Directive:
Set down each line of the data below exactly as it appears, leaving out the pictures.

====== Source records

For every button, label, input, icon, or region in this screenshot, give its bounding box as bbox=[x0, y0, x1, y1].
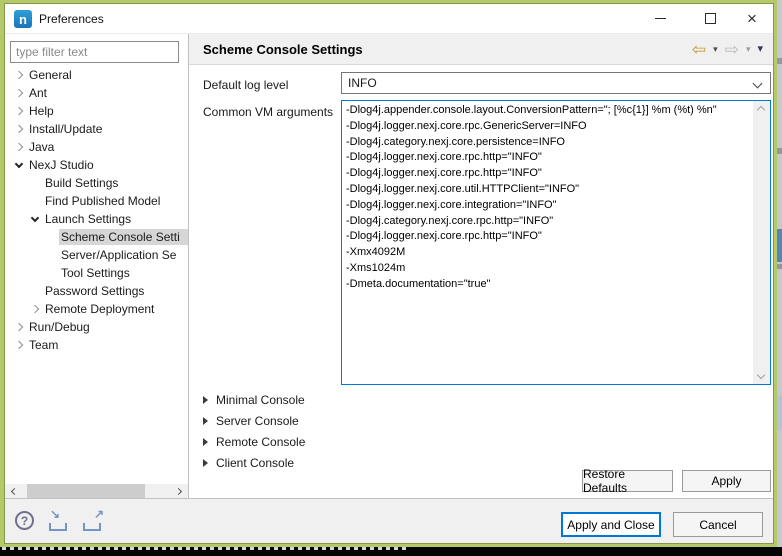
tree-item-ant[interactable]: Ant bbox=[5, 84, 188, 102]
chevron-right-icon[interactable] bbox=[11, 72, 27, 78]
tree-item-install-update[interactable]: Install/Update bbox=[5, 120, 188, 138]
section-minimal-console[interactable]: Minimal Console bbox=[203, 390, 305, 410]
minimize-icon bbox=[655, 18, 666, 19]
tree-item-run-debug[interactable]: Run/Debug bbox=[5, 318, 188, 336]
section-server-console[interactable]: Server Console bbox=[203, 411, 299, 431]
tree-item-tool-settings[interactable]: Tool Settings bbox=[5, 264, 188, 282]
import-icon[interactable]: ↘ bbox=[47, 510, 73, 532]
chevron-right-icon[interactable] bbox=[11, 144, 27, 150]
page-title: Scheme Console Settings bbox=[203, 42, 692, 57]
vm-arguments-text: -Dlog4j.appender.console.layout.Conversi… bbox=[346, 103, 751, 382]
textarea-vertical-scrollbar[interactable] bbox=[753, 101, 770, 384]
scroll-right-icon[interactable] bbox=[175, 488, 182, 495]
cancel-button[interactable]: Cancel bbox=[673, 512, 763, 537]
tree-item-java[interactable]: Java bbox=[5, 138, 188, 156]
title-bar: n Preferences × bbox=[5, 4, 773, 34]
tree-item-remote-deployment[interactable]: Remote Deployment bbox=[5, 300, 188, 318]
export-icon[interactable]: ↗ bbox=[81, 510, 107, 532]
tree-item-build-settings[interactable]: Build Settings bbox=[5, 174, 188, 192]
triangle-right-icon bbox=[203, 459, 208, 467]
tree-item-help[interactable]: Help bbox=[5, 102, 188, 120]
tree-item-launch-settings[interactable]: Launch Settings bbox=[5, 210, 188, 228]
tree-item-server-application-settings[interactable]: Server/Application Se bbox=[5, 246, 188, 264]
chevron-right-icon[interactable] bbox=[27, 306, 43, 312]
vm-arguments-textarea[interactable]: -Dlog4j.appender.console.layout.Conversi… bbox=[341, 100, 771, 385]
log-level-combo[interactable]: INFO bbox=[341, 72, 771, 94]
background-console-strip bbox=[0, 547, 782, 556]
back-icon[interactable]: ⇦ bbox=[692, 41, 706, 58]
forward-history-caret-icon[interactable]: ▾ bbox=[746, 45, 751, 54]
chevron-right-icon[interactable] bbox=[11, 108, 27, 114]
section-remote-console[interactable]: Remote Console bbox=[203, 432, 305, 452]
apply-button[interactable]: Apply bbox=[682, 470, 771, 492]
triangle-right-icon bbox=[203, 438, 208, 446]
maximize-icon bbox=[705, 13, 716, 24]
log-level-label: Default log level bbox=[203, 78, 288, 92]
scroll-up-icon[interactable] bbox=[757, 106, 765, 114]
scroll-down-icon[interactable] bbox=[757, 371, 765, 379]
chevron-right-icon[interactable] bbox=[11, 90, 27, 96]
close-icon: × bbox=[747, 10, 757, 27]
chevron-down-icon[interactable] bbox=[11, 164, 27, 167]
back-history-caret-icon[interactable]: ▾ bbox=[713, 45, 718, 54]
section-client-console[interactable]: Client Console bbox=[203, 453, 294, 473]
close-button[interactable]: × bbox=[733, 4, 771, 33]
view-menu-icon[interactable]: ▾ bbox=[757, 44, 763, 55]
scroll-left-icon[interactable] bbox=[11, 488, 18, 495]
restore-defaults-button[interactable]: Restore Defaults bbox=[582, 470, 673, 492]
help-icon[interactable]: ? bbox=[15, 511, 34, 530]
preferences-dialog: n Preferences × General Ant Help Install… bbox=[4, 3, 774, 544]
chevron-down-icon[interactable] bbox=[27, 218, 43, 221]
screen: n Preferences × General Ant Help Install… bbox=[0, 0, 782, 556]
tree-item-general[interactable]: General bbox=[5, 66, 188, 84]
background-window-edge bbox=[777, 0, 782, 547]
chevron-right-icon[interactable] bbox=[11, 324, 27, 330]
forward-icon[interactable]: ⇨ bbox=[725, 41, 739, 58]
vm-arguments-label: Common VM arguments bbox=[203, 105, 333, 119]
panel-divider bbox=[188, 34, 189, 498]
nexj-logo-icon: n bbox=[14, 10, 32, 28]
apply-and-close-button[interactable]: Apply and Close bbox=[561, 512, 661, 537]
chevron-right-icon[interactable] bbox=[11, 126, 27, 132]
filter-input[interactable] bbox=[10, 41, 179, 63]
triangle-right-icon bbox=[203, 417, 208, 425]
tree-item-nexj-studio[interactable]: NexJ Studio bbox=[5, 156, 188, 174]
window-title: Preferences bbox=[39, 12, 104, 26]
log-level-value: INFO bbox=[348, 76, 377, 90]
maximize-button[interactable] bbox=[691, 4, 729, 33]
tree-item-team[interactable]: Team bbox=[5, 336, 188, 354]
tree-item-password-settings[interactable]: Password Settings bbox=[5, 282, 188, 300]
page-header: Scheme Console Settings ⇦ ▾ ⇨ ▾ ▾ bbox=[189, 34, 773, 65]
combo-chevron-down-icon bbox=[753, 79, 763, 89]
minimize-button[interactable] bbox=[641, 4, 679, 33]
chevron-right-icon[interactable] bbox=[11, 342, 27, 348]
tree-item-scheme-console-settings[interactable]: Scheme Console Setti bbox=[5, 228, 188, 246]
tree-item-find-published-model[interactable]: Find Published Model bbox=[5, 192, 188, 210]
triangle-right-icon bbox=[203, 396, 208, 404]
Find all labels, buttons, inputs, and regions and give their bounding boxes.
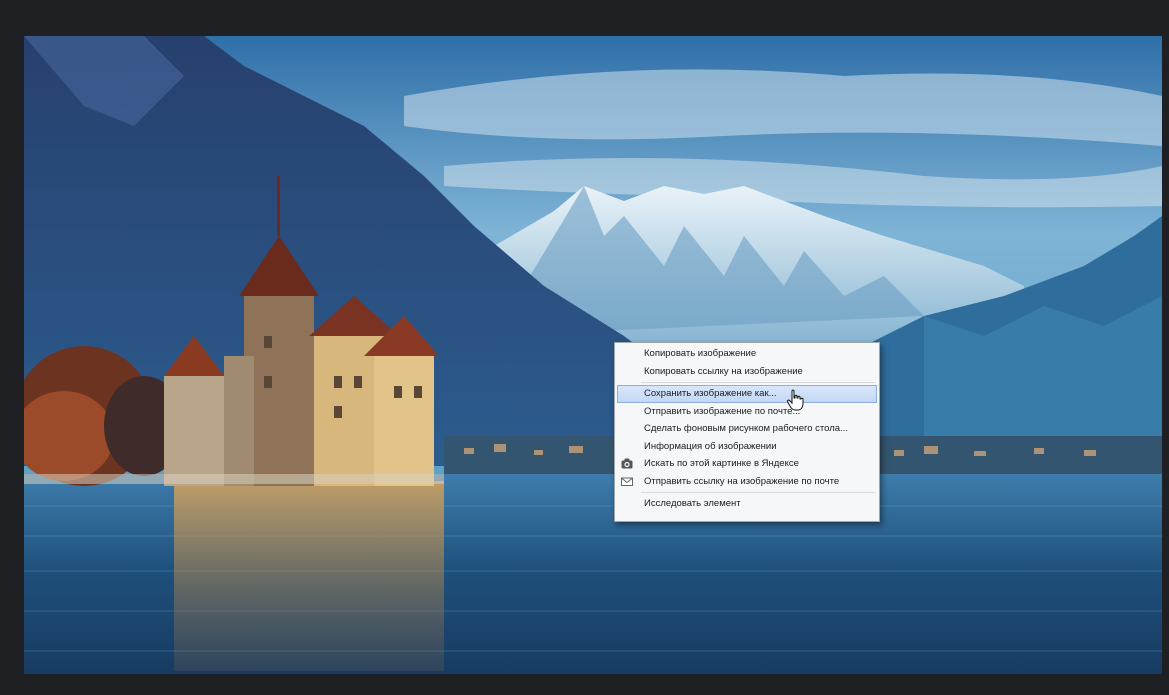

============

Answer:
For every button, label, input, icon, or region in this screenshot, give its bounding box as bbox=[x0, y0, x1, y1].
tree-item-ant[interactable]: Ant bbox=[5, 84, 188, 102]
chevron-right-icon[interactable] bbox=[11, 72, 27, 78]
tree-item-install-update[interactable]: Install/Update bbox=[5, 120, 188, 138]
section-minimal-console[interactable]: Minimal Console bbox=[203, 390, 305, 410]
minimize-icon bbox=[655, 18, 666, 19]
tree-item-run-debug[interactable]: Run/Debug bbox=[5, 318, 188, 336]
section-server-console[interactable]: Server Console bbox=[203, 411, 299, 431]
tree-item-tool-settings[interactable]: Tool Settings bbox=[5, 264, 188, 282]
import-icon[interactable]: ↘ bbox=[47, 510, 73, 532]
chevron-right-icon[interactable] bbox=[11, 144, 27, 150]
page-title: Scheme Console Settings bbox=[203, 42, 692, 57]
vm-arguments-text: -Dlog4j.appender.console.layout.Conversi… bbox=[346, 103, 751, 382]
textarea-vertical-scrollbar[interactable] bbox=[753, 101, 770, 384]
scroll-right-icon[interactable] bbox=[175, 488, 182, 495]
cancel-button[interactable]: Cancel bbox=[673, 512, 763, 537]
tree-item-java[interactable]: Java bbox=[5, 138, 188, 156]
title-bar: n Preferences × bbox=[5, 4, 773, 34]
tree-item-remote-deployment[interactable]: Remote Deployment bbox=[5, 300, 188, 318]
export-icon[interactable]: ↗ bbox=[81, 510, 107, 532]
tree-item-build-settings[interactable]: Build Settings bbox=[5, 174, 188, 192]
triangle-right-icon bbox=[203, 459, 208, 467]
tree-item-help[interactable]: Help bbox=[5, 102, 188, 120]
tree-item-launch-settings[interactable]: Launch Settings bbox=[5, 210, 188, 228]
tree-item-server-application-settings[interactable]: Server/Application Se bbox=[5, 246, 188, 264]
chevron-right-icon[interactable] bbox=[27, 306, 43, 312]
vm-arguments-textarea[interactable]: -Dlog4j.appender.console.layout.Conversi… bbox=[341, 100, 771, 385]
log-level-combo[interactable]: INFO bbox=[341, 72, 771, 94]
background-console-strip bbox=[0, 547, 782, 556]
back-icon[interactable]: ⇦ bbox=[692, 41, 706, 58]
forward-history-caret-icon[interactable]: ▾ bbox=[746, 45, 751, 54]
chevron-right-icon[interactable] bbox=[11, 108, 27, 114]
section-remote-console[interactable]: Remote Console bbox=[203, 432, 305, 452]
apply-button[interactable]: Apply bbox=[682, 470, 771, 492]
triangle-right-icon bbox=[203, 438, 208, 446]
maximize-icon bbox=[705, 13, 716, 24]
log-level-label: Default log level bbox=[203, 78, 288, 92]
scroll-up-icon[interactable] bbox=[757, 106, 765, 114]
scroll-down-icon[interactable] bbox=[757, 371, 765, 379]
chevron-right-icon[interactable] bbox=[11, 90, 27, 96]
close-icon: × bbox=[747, 10, 757, 27]
chevron-down-icon[interactable] bbox=[11, 164, 27, 167]
back-history-caret-icon[interactable]: ▾ bbox=[713, 45, 718, 54]
section-client-console[interactable]: Client Console bbox=[203, 453, 294, 473]
close-button[interactable]: × bbox=[733, 4, 771, 33]
view-menu-icon[interactable]: ▾ bbox=[757, 44, 763, 55]
scroll-left-icon[interactable] bbox=[11, 488, 18, 495]
restore-defaults-button[interactable]: Restore Defaults bbox=[582, 470, 673, 492]
help-icon[interactable]: ? bbox=[15, 511, 34, 530]
preferences-dialog: n Preferences × General Ant Help Install… bbox=[4, 3, 774, 544]
chevron-down-icon[interactable] bbox=[27, 218, 43, 221]
screen: n Preferences × General Ant Help Install… bbox=[0, 0, 782, 556]
tree-item-general[interactable]: General bbox=[5, 66, 188, 84]
background-window-edge bbox=[777, 0, 782, 547]
chevron-right-icon[interactable] bbox=[11, 324, 27, 330]
forward-icon[interactable]: ⇨ bbox=[725, 41, 739, 58]
vm-arguments-label: Common VM arguments bbox=[203, 105, 333, 119]
panel-divider bbox=[188, 34, 189, 498]
nexj-logo-icon: n bbox=[14, 10, 32, 28]
apply-and-close-button[interactable]: Apply and Close bbox=[561, 512, 661, 537]
chevron-right-icon[interactable] bbox=[11, 126, 27, 132]
filter-input[interactable] bbox=[10, 41, 179, 63]
triangle-right-icon bbox=[203, 417, 208, 425]
tree-item-nexj-studio[interactable]: NexJ Studio bbox=[5, 156, 188, 174]
window-title: Preferences bbox=[39, 12, 104, 26]
log-level-value: INFO bbox=[348, 76, 377, 90]
maximize-button[interactable] bbox=[691, 4, 729, 33]
tree-item-team[interactable]: Team bbox=[5, 336, 188, 354]
tree-item-password-settings[interactable]: Password Settings bbox=[5, 282, 188, 300]
page-header: Scheme Console Settings ⇦ ▾ ⇨ ▾ ▾ bbox=[189, 34, 773, 65]
combo-chevron-down-icon bbox=[753, 79, 763, 89]
minimize-button[interactable] bbox=[641, 4, 679, 33]
chevron-right-icon[interactable] bbox=[11, 342, 27, 348]
tree-item-scheme-console-settings[interactable]: Scheme Console Setti bbox=[5, 228, 188, 246]
tree-item-find-published-model[interactable]: Find Published Model bbox=[5, 192, 188, 210]
triangle-right-icon bbox=[203, 396, 208, 404]
Find all labels, buttons, inputs, and regions and give their bounding boxes.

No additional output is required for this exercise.